REQUIREMENTS:
In the material below, count the lines with the word "title" and state that number only.

ENTRIES SHOWN:
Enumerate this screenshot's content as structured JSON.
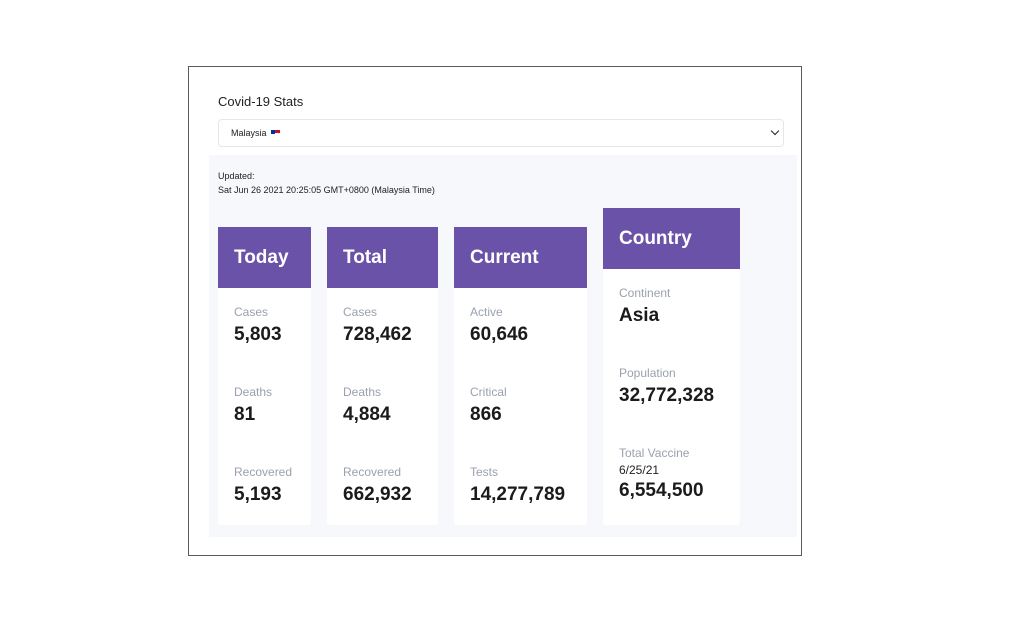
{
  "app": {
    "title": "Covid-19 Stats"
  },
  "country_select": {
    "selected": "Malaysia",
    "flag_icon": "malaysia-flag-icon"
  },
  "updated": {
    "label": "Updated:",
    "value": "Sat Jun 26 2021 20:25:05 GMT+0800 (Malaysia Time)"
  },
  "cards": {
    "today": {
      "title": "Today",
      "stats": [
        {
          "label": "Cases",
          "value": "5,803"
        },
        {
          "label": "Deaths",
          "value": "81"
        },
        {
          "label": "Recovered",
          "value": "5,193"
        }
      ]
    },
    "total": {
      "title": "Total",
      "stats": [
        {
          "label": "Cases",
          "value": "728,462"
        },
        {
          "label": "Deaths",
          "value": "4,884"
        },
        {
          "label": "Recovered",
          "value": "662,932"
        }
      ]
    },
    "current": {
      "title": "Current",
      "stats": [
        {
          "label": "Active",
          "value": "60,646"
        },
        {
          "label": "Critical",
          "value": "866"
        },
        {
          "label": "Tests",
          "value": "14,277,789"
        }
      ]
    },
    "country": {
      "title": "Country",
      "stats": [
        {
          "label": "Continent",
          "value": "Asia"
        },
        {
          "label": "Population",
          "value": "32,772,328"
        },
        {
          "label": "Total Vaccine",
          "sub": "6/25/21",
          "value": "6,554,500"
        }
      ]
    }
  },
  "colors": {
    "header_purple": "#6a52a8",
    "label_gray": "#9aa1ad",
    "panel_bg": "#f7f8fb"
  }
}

RESPONSE TO THE TASK:
5